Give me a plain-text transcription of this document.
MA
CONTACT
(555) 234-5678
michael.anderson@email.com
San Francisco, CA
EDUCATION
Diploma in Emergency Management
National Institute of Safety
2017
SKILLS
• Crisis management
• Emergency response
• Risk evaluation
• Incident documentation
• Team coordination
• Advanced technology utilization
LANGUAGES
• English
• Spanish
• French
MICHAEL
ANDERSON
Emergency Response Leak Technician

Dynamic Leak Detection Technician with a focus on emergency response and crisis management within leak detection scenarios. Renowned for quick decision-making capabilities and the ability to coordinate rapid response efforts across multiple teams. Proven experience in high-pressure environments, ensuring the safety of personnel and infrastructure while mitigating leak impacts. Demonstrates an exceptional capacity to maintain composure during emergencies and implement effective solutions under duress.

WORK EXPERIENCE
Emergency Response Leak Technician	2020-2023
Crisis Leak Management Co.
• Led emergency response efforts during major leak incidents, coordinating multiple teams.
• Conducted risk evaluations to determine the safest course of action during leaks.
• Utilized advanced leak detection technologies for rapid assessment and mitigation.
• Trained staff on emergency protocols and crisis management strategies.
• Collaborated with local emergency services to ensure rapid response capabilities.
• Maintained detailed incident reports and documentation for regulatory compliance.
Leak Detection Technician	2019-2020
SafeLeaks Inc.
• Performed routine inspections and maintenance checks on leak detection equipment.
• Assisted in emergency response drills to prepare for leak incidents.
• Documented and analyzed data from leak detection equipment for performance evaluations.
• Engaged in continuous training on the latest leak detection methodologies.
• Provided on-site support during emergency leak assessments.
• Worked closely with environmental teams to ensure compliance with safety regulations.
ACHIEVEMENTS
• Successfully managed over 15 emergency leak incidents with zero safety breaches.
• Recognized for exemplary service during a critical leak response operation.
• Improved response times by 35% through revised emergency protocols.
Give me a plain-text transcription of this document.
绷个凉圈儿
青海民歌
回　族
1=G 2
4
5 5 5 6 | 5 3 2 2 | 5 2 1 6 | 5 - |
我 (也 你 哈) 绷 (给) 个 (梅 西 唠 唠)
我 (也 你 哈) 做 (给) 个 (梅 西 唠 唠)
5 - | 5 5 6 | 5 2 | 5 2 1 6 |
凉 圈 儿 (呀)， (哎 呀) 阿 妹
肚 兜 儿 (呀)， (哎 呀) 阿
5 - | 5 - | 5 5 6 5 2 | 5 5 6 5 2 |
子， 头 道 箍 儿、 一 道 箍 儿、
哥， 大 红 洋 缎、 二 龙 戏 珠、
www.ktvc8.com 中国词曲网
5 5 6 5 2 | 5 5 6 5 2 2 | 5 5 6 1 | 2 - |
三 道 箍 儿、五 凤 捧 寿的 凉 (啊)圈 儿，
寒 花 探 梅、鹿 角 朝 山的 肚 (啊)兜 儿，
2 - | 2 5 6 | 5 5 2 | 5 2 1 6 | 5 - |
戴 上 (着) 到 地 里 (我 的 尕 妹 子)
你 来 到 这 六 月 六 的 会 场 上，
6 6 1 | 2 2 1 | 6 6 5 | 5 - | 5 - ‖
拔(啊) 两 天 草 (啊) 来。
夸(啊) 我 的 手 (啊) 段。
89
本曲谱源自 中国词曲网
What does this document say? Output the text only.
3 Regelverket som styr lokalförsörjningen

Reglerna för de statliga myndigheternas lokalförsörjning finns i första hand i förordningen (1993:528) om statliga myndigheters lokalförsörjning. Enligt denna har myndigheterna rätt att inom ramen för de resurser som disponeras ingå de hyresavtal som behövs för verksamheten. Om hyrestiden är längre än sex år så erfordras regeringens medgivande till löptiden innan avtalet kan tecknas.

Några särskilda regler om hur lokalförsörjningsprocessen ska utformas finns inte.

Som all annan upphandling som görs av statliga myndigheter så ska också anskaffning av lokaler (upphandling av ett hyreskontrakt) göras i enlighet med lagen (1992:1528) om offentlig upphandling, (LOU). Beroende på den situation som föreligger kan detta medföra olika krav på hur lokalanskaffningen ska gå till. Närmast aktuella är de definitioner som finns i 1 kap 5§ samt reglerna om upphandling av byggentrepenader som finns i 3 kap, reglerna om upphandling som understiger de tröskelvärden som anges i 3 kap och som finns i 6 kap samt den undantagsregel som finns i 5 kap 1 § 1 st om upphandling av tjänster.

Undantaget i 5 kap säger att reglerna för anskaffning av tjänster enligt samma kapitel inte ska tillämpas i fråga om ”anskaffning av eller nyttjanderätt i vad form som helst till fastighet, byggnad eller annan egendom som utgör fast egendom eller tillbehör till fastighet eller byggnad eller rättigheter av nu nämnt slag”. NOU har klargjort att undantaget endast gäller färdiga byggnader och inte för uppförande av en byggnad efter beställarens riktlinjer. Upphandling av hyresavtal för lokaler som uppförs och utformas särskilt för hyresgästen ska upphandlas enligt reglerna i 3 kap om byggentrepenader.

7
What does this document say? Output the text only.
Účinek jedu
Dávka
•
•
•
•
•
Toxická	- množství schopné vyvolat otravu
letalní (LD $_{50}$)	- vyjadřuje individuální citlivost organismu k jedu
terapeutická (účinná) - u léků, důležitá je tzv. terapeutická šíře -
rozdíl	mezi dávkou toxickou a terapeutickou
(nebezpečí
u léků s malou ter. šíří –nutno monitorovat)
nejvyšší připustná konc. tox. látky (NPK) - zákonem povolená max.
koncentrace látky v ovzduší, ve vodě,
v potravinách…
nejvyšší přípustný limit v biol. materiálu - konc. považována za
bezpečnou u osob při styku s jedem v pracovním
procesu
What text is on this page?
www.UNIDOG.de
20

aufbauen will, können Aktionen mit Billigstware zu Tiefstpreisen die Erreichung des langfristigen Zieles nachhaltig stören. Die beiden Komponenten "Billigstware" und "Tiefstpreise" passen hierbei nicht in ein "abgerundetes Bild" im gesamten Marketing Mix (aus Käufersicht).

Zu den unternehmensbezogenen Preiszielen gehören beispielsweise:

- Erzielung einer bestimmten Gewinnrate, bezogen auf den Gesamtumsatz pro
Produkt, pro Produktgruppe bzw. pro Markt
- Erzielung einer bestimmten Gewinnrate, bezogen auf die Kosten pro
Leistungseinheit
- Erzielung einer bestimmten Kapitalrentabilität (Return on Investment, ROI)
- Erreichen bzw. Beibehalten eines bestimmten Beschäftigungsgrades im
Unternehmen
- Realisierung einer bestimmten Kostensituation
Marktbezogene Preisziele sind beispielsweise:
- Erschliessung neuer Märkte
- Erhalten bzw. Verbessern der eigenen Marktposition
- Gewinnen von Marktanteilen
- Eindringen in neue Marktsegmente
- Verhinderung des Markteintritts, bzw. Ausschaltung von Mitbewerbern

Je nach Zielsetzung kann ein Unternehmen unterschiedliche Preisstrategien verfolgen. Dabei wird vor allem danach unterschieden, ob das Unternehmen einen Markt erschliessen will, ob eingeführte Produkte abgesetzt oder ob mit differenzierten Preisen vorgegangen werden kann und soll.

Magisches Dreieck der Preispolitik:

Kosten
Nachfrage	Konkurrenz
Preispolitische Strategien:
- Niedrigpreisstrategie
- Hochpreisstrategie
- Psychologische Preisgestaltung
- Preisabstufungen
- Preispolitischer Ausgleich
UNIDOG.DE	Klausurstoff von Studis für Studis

*Your task:* Of the lines in the entries above, how many include "ensure"? Only the number should be given.

*Answer:* 2